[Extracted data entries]

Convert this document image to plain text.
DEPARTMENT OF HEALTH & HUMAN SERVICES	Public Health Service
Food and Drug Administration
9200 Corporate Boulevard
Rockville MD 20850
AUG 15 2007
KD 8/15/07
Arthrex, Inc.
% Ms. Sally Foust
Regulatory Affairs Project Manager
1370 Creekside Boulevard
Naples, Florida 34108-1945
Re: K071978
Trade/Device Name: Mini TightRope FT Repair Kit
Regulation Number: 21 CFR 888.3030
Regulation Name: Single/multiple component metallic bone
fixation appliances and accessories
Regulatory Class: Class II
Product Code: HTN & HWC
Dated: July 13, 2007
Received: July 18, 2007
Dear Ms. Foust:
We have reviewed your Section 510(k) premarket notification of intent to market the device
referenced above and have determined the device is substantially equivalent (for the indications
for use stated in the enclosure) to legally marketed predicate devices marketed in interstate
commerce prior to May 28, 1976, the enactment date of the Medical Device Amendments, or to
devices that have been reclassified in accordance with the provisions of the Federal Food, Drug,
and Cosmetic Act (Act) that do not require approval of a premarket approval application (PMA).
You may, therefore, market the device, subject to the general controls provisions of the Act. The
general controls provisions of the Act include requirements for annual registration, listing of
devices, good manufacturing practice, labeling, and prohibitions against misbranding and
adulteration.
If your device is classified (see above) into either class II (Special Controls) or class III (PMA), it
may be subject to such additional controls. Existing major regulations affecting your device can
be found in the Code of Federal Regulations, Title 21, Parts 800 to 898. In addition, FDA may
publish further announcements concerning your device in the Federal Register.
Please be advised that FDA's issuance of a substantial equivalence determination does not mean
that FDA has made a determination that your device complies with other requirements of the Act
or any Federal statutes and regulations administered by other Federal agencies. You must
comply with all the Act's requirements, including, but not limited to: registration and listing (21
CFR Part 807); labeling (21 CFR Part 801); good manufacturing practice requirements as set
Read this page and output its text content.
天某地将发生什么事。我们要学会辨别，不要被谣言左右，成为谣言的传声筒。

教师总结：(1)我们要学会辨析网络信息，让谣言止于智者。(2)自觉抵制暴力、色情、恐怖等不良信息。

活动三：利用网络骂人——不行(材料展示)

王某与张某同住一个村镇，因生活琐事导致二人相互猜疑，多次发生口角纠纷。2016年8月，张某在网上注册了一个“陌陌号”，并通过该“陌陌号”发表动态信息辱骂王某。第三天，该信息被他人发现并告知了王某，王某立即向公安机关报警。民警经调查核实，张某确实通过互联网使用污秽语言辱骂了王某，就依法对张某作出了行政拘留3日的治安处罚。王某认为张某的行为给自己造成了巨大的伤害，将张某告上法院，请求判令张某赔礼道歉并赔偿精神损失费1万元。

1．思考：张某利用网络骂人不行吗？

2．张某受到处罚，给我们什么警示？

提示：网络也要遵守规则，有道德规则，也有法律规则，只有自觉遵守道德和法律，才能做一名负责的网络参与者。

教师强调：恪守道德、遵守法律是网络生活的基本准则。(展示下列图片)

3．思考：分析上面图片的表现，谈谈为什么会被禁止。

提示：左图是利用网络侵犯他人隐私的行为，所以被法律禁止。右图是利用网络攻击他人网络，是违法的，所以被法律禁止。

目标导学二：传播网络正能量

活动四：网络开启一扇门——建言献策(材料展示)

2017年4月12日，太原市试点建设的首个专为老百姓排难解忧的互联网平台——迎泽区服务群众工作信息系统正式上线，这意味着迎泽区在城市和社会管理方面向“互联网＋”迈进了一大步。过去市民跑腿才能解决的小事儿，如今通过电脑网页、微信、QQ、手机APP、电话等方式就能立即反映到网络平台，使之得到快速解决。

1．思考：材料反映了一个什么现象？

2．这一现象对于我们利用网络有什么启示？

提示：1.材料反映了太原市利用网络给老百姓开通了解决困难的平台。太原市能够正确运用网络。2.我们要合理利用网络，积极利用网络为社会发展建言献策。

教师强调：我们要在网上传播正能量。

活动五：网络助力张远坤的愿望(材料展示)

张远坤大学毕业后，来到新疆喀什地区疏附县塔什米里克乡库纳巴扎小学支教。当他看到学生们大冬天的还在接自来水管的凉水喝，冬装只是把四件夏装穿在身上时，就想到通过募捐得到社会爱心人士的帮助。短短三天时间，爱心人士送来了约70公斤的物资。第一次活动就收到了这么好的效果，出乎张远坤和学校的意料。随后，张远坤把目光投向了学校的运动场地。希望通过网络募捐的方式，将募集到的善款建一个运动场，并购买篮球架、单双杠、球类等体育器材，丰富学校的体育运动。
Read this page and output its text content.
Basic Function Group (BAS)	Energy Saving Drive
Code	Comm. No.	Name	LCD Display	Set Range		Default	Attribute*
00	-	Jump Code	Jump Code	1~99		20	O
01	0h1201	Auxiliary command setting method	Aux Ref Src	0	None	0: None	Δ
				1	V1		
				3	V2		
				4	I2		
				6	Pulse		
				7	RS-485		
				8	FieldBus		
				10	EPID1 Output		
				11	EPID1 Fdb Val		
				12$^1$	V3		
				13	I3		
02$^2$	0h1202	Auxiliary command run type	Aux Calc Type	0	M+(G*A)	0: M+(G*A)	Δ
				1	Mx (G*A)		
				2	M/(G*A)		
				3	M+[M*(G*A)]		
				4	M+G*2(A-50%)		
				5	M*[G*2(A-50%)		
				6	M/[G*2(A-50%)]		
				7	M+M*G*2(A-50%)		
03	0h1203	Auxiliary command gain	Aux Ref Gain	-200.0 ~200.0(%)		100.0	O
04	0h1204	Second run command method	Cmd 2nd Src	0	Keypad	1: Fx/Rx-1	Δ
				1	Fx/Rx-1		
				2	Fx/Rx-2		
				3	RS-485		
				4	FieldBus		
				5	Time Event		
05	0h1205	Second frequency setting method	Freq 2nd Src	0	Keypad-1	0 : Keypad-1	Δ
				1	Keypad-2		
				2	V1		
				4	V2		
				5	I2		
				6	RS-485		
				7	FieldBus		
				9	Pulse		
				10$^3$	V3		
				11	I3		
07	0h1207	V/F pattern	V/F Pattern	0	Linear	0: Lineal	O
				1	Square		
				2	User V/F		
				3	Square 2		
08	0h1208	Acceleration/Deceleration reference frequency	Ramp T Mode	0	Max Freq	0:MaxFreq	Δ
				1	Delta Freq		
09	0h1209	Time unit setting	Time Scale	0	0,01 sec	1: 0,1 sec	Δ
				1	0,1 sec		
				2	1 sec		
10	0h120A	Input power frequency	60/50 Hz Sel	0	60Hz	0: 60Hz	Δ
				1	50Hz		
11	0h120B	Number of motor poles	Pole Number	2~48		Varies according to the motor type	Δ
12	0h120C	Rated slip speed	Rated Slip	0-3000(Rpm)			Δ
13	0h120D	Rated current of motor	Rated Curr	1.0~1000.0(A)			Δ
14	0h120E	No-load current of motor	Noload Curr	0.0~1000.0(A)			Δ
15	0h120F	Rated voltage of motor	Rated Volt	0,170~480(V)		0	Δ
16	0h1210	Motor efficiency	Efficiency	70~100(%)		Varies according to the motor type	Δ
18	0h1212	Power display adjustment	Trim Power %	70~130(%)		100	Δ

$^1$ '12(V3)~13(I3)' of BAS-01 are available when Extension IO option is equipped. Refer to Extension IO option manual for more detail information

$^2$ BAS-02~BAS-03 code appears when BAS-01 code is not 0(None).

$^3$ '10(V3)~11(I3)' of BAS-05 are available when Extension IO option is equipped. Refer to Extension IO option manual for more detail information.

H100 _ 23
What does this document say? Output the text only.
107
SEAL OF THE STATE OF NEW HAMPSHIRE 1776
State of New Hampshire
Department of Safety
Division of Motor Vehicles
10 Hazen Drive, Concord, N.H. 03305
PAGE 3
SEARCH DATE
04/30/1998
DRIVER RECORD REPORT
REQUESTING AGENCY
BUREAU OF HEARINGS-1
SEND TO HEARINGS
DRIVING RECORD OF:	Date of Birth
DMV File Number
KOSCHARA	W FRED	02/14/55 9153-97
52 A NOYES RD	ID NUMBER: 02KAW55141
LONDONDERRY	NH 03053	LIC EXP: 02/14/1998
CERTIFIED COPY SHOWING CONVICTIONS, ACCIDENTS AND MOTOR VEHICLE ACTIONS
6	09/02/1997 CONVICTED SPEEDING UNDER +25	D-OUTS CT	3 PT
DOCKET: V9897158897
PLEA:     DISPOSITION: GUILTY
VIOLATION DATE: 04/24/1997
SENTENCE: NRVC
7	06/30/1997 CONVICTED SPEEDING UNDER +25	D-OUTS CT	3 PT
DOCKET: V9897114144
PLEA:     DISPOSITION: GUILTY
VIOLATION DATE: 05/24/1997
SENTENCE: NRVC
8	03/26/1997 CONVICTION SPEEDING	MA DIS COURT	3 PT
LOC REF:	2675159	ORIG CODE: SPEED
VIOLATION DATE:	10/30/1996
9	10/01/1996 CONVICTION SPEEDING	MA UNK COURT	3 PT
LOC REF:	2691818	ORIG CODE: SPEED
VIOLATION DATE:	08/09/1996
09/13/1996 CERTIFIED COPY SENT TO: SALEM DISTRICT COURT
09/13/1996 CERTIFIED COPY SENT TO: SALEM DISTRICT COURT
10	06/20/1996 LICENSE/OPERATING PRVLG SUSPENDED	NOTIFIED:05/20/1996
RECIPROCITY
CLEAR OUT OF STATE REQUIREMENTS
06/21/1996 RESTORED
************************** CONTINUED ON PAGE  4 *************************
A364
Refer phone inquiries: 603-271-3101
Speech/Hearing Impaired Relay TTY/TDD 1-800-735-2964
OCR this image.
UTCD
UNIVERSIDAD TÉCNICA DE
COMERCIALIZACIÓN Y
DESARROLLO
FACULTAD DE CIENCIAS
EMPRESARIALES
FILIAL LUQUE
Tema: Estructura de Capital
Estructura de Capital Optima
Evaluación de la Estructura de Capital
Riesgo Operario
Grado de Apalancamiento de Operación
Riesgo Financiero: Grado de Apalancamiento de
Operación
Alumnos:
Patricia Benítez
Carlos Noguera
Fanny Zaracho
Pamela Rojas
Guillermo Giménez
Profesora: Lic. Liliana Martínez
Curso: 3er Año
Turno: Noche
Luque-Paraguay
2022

[Direction] Quote, without alteration, the final stretch of the entries: the line with "OCR this image." onward to the last line.

[Expected answer]
OCR this image.
UTCD
UNIVERSIDAD TÉCNICA DE
COMERCIALIZACIÓN Y
DESARROLLO
FACULTAD DE CIENCIAS
EMPRESARIALES
FILIAL LUQUE
Tema: Estructura de Capital
Estructura de Capital Optima
Evaluación de la Estructura de Capital
Riesgo Operario
Grado de Apalancamiento de Operación
Riesgo Financiero: Grado de Apalancamiento de
Operación
Alumnos:
Patricia Benítez
Carlos Noguera
Fanny Zaracho
Pamela Rojas
Guillermo Giménez
Profesora: Lic. Liliana Martínez
Curso: 3er Año
Turno: Noche
Luque-Paraguay
2022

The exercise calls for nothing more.